## GIVEN TASK:
Put each line of the data below into a numbered list, and leave out any blank lines.

## START PROVIDED MATERIAL

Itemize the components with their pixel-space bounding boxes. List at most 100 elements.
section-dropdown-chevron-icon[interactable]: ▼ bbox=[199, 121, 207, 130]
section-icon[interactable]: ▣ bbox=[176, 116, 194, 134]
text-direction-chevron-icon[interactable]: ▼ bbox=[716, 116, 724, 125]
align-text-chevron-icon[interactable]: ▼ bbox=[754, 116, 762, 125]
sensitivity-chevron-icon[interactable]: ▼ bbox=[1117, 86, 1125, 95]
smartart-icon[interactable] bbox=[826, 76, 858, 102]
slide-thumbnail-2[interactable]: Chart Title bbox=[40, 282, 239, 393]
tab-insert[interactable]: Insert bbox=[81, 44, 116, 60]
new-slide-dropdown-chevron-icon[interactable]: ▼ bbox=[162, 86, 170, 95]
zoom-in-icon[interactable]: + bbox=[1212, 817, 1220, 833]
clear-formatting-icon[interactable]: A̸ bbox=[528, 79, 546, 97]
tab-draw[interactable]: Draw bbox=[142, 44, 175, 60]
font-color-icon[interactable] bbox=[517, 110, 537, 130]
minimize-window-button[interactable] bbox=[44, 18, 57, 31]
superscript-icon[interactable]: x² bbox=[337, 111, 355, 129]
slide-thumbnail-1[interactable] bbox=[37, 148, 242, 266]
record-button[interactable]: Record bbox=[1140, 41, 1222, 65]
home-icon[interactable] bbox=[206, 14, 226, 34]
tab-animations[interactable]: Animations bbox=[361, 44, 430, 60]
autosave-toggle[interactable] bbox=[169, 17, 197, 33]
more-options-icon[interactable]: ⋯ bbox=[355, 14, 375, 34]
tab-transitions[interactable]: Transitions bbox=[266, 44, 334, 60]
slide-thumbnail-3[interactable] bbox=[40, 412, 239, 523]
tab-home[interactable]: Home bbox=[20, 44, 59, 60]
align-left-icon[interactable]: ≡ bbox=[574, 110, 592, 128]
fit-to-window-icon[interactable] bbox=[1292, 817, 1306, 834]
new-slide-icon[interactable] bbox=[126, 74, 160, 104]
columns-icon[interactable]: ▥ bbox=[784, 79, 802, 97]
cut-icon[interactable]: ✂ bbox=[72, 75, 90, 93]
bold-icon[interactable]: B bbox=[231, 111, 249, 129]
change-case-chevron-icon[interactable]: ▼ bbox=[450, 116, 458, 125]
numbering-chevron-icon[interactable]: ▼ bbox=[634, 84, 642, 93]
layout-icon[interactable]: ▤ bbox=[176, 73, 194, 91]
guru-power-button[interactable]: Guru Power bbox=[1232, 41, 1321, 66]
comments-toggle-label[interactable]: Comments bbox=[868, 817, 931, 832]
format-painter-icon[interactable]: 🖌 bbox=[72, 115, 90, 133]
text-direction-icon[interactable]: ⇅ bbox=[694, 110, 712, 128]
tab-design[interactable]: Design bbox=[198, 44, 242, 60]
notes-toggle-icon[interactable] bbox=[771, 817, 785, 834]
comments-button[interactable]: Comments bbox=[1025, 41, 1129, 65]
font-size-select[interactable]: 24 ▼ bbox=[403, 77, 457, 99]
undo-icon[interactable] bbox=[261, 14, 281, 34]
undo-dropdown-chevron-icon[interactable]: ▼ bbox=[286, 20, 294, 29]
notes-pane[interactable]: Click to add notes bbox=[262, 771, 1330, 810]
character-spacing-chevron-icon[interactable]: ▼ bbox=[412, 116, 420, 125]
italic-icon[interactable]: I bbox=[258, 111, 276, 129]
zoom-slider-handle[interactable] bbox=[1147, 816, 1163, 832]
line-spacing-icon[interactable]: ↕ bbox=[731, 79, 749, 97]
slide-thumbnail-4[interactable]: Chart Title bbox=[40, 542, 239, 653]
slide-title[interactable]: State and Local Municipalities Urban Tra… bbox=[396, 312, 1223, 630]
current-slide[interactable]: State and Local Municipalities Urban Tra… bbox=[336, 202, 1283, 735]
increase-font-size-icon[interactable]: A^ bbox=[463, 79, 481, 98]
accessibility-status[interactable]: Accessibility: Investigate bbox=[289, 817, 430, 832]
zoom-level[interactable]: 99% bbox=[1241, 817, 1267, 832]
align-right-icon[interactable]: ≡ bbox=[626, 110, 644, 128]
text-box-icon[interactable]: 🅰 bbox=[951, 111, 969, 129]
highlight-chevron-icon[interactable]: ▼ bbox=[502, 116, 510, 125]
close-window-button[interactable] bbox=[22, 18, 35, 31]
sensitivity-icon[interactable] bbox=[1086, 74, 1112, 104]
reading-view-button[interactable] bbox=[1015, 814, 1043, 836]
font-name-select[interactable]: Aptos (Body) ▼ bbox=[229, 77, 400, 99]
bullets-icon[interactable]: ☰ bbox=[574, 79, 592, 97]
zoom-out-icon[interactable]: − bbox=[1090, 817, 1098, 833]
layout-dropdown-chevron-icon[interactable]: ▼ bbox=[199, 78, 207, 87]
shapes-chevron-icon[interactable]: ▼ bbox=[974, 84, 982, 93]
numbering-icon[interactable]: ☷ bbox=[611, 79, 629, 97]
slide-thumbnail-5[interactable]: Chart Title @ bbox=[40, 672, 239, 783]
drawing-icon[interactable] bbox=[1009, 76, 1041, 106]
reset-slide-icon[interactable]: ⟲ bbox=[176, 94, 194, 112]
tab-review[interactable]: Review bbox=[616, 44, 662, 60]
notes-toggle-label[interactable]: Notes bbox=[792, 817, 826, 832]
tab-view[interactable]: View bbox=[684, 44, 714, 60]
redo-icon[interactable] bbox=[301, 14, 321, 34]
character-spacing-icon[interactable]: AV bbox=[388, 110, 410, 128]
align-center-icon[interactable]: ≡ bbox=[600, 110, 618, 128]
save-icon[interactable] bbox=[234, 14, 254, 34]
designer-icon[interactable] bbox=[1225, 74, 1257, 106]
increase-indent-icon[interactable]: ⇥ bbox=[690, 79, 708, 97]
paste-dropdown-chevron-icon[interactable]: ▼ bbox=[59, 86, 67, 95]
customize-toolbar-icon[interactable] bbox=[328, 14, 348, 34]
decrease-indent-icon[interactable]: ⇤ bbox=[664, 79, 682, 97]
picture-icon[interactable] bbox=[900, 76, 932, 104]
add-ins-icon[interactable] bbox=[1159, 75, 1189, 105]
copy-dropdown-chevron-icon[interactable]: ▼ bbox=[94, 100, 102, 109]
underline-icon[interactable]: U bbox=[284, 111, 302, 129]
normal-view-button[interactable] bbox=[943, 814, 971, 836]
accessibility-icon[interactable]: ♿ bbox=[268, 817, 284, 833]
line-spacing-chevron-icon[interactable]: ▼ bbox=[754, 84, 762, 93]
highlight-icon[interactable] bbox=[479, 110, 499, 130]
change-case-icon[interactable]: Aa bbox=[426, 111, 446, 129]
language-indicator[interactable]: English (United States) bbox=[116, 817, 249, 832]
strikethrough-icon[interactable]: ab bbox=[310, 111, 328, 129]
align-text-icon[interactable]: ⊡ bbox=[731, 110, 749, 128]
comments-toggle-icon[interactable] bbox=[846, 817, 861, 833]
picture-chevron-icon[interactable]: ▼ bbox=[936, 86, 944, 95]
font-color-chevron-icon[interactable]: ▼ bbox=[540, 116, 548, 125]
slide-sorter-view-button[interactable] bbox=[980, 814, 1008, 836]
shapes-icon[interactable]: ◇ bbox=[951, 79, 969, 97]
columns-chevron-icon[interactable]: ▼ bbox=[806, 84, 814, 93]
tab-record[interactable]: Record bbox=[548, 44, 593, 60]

## END PROVIDED MATERIAL

## EXPECTED ANSWER:
1. Itemize the components with their pixel-space bounding boxes. List at most 100 elements.
2. section-dropdown-chevron-icon[interactable]: ▼ bbox=[199, 121, 207, 130]
3. section-icon[interactable]: ▣ bbox=[176, 116, 194, 134]
4. text-direction-chevron-icon[interactable]: ▼ bbox=[716, 116, 724, 125]
5. align-text-chevron-icon[interactable]: ▼ bbox=[754, 116, 762, 125]
6. sensitivity-chevron-icon[interactable]: ▼ bbox=[1117, 86, 1125, 95]
7. smartart-icon[interactable] bbox=[826, 76, 858, 102]
8. slide-thumbnail-2[interactable]: Chart Title bbox=[40, 282, 239, 393]
9. tab-insert[interactable]: Insert bbox=[81, 44, 116, 60]
10. new-slide-dropdown-chevron-icon[interactable]: ▼ bbox=[162, 86, 170, 95]
11. zoom-in-icon[interactable]: + bbox=[1212, 817, 1220, 833]
12. clear-formatting-icon[interactable]: A̸ bbox=[528, 79, 546, 97]
13. tab-draw[interactable]: Draw bbox=[142, 44, 175, 60]
14. font-color-icon[interactable] bbox=[517, 110, 537, 130]
15. minimize-window-button[interactable] bbox=[44, 18, 57, 31]
16. superscript-icon[interactable]: x² bbox=[337, 111, 355, 129]
17. slide-thumbnail-1[interactable] bbox=[37, 148, 242, 266]
18. record-button[interactable]: Record bbox=[1140, 41, 1222, 65]
19. home-icon[interactable] bbox=[206, 14, 226, 34]
20. tab-animations[interactable]: Animations bbox=[361, 44, 430, 60]
21. autosave-toggle[interactable] bbox=[169, 17, 197, 33]
22. more-options-icon[interactable]: ⋯ bbox=[355, 14, 375, 34]
23. tab-transitions[interactable]: Transitions bbox=[266, 44, 334, 60]
24. slide-thumbnail-3[interactable] bbox=[40, 412, 239, 523]
25. tab-home[interactable]: Home bbox=[20, 44, 59, 60]
26. align-left-icon[interactable]: ≡ bbox=[574, 110, 592, 128]
27. fit-to-window-icon[interactable] bbox=[1292, 817, 1306, 834]
28. new-slide-icon[interactable] bbox=[126, 74, 160, 104]
29. columns-icon[interactable]: ▥ bbox=[784, 79, 802, 97]
30. cut-icon[interactable]: ✂ bbox=[72, 75, 90, 93]
31. bold-icon[interactable]: B bbox=[231, 111, 249, 129]
32. change-case-chevron-icon[interactable]: ▼ bbox=[450, 116, 458, 125]
33. numbering-chevron-icon[interactable]: ▼ bbox=[634, 84, 642, 93]
34. layout-icon[interactable]: ▤ bbox=[176, 73, 194, 91]
35. guru-power-button[interactable]: Guru Power bbox=[1232, 41, 1321, 66]
36. comments-toggle-label[interactable]: Comments bbox=[868, 817, 931, 832]
37. format-painter-icon[interactable]: 🖌 bbox=[72, 115, 90, 133]
38. text-direction-icon[interactable]: ⇅ bbox=[694, 110, 712, 128]
39. tab-design[interactable]: Design bbox=[198, 44, 242, 60]
40. notes-toggle-icon[interactable] bbox=[771, 817, 785, 834]
41. comments-button[interactable]: Comments bbox=[1025, 41, 1129, 65]
42. font-size-select[interactable]: 24 ▼ bbox=[403, 77, 457, 99]
43. undo-icon[interactable] bbox=[261, 14, 281, 34]
44. undo-dropdown-chevron-icon[interactable]: ▼ bbox=[286, 20, 294, 29]
45. notes-pane[interactable]: Click to add notes bbox=[262, 771, 1330, 810]
46. character-spacing-chevron-icon[interactable]: ▼ bbox=[412, 116, 420, 125]
47. italic-icon[interactable]: I bbox=[258, 111, 276, 129]
48. zoom-slider-handle[interactable] bbox=[1147, 816, 1163, 832]
49. line-spacing-icon[interactable]: ↕ bbox=[731, 79, 749, 97]
50. slide-thumbnail-4[interactable]: Chart Title bbox=[40, 542, 239, 653]
51. slide-title[interactable]: State and Local Municipalities Urban Tra… bbox=[396, 312, 1223, 630]
52. current-slide[interactable]: State and Local Municipalities Urban Tra… bbox=[336, 202, 1283, 735]
53. increase-font-size-icon[interactable]: A^ bbox=[463, 79, 481, 98]
54. accessibility-status[interactable]: Accessibility: Investigate bbox=[289, 817, 430, 832]
55. zoom-level[interactable]: 99% bbox=[1241, 817, 1267, 832]
56. align-right-icon[interactable]: ≡ bbox=[626, 110, 644, 128]
57. text-box-icon[interactable]: 🅰 bbox=[951, 111, 969, 129]
58. highlight-chevron-icon[interactable]: ▼ bbox=[502, 116, 510, 125]
59. close-window-button[interactable] bbox=[22, 18, 35, 31]
60. sensitivity-icon[interactable] bbox=[1086, 74, 1112, 104]
61. reading-view-button[interactable] bbox=[1015, 814, 1043, 836]
62. font-name-select[interactable]: Aptos (Body) ▼ bbox=[229, 77, 400, 99]
63. bullets-icon[interactable]: ☰ bbox=[574, 79, 592, 97]
64. zoom-out-icon[interactable]: − bbox=[1090, 817, 1098, 833]
65. layout-dropdown-chevron-icon[interactable]: ▼ bbox=[199, 78, 207, 87]
66. shapes-chevron-icon[interactable]: ▼ bbox=[974, 84, 982, 93]
67. numbering-icon[interactable]: ☷ bbox=[611, 79, 629, 97]
68. slide-thumbnail-5[interactable]: Chart Title @ bbox=[40, 672, 239, 783]
69. drawing-icon[interactable] bbox=[1009, 76, 1041, 106]
70. reset-slide-icon[interactable]: ⟲ bbox=[176, 94, 194, 112]
71. tab-review[interactable]: Review bbox=[616, 44, 662, 60]
72. notes-toggle-label[interactable]: Notes bbox=[792, 817, 826, 832]
73. tab-view[interactable]: View bbox=[684, 44, 714, 60]
74. redo-icon[interactable] bbox=[301, 14, 321, 34]
75. character-spacing-icon[interactable]: AV bbox=[388, 110, 410, 128]
76. align-center-icon[interactable]: ≡ bbox=[600, 110, 618, 128]
77. save-icon[interactable] bbox=[234, 14, 254, 34]
78. designer-icon[interactable] bbox=[1225, 74, 1257, 106]
79. increase-indent-icon[interactable]: ⇥ bbox=[690, 79, 708, 97]
80. paste-dropdown-chevron-icon[interactable]: ▼ bbox=[59, 86, 67, 95]
81. customize-toolbar-icon[interactable] bbox=[328, 14, 348, 34]
82. decrease-indent-icon[interactable]: ⇤ bbox=[664, 79, 682, 97]
83. picture-icon[interactable] bbox=[900, 76, 932, 104]
84. add-ins-icon[interactable] bbox=[1159, 75, 1189, 105]
85. copy-dropdown-chevron-icon[interactable]: ▼ bbox=[94, 100, 102, 109]
86. underline-icon[interactable]: U bbox=[284, 111, 302, 129]
87. normal-view-button[interactable] bbox=[943, 814, 971, 836]
88. accessibility-icon[interactable]: ♿ bbox=[268, 817, 284, 833]
89. line-spacing-chevron-icon[interactable]: ▼ bbox=[754, 84, 762, 93]
90. highlight-icon[interactable] bbox=[479, 110, 499, 130]
91. change-case-icon[interactable]: Aa bbox=[426, 111, 446, 129]
92. language-indicator[interactable]: English (United States) bbox=[116, 817, 249, 832]
93. strikethrough-icon[interactable]: ab bbox=[310, 111, 328, 129]
94. align-text-icon[interactable]: ⊡ bbox=[731, 110, 749, 128]
95. comments-toggle-icon[interactable] bbox=[846, 817, 861, 833]
96. picture-chevron-icon[interactable]: ▼ bbox=[936, 86, 944, 95]
97. font-color-chevron-icon[interactable]: ▼ bbox=[540, 116, 548, 125]
98. slide-sorter-view-button[interactable] bbox=[980, 814, 1008, 836]
99. shapes-icon[interactable]: ◇ bbox=[951, 79, 969, 97]
100. columns-chevron-icon[interactable]: ▼ bbox=[806, 84, 814, 93]
101. tab-record[interactable]: Record bbox=[548, 44, 593, 60]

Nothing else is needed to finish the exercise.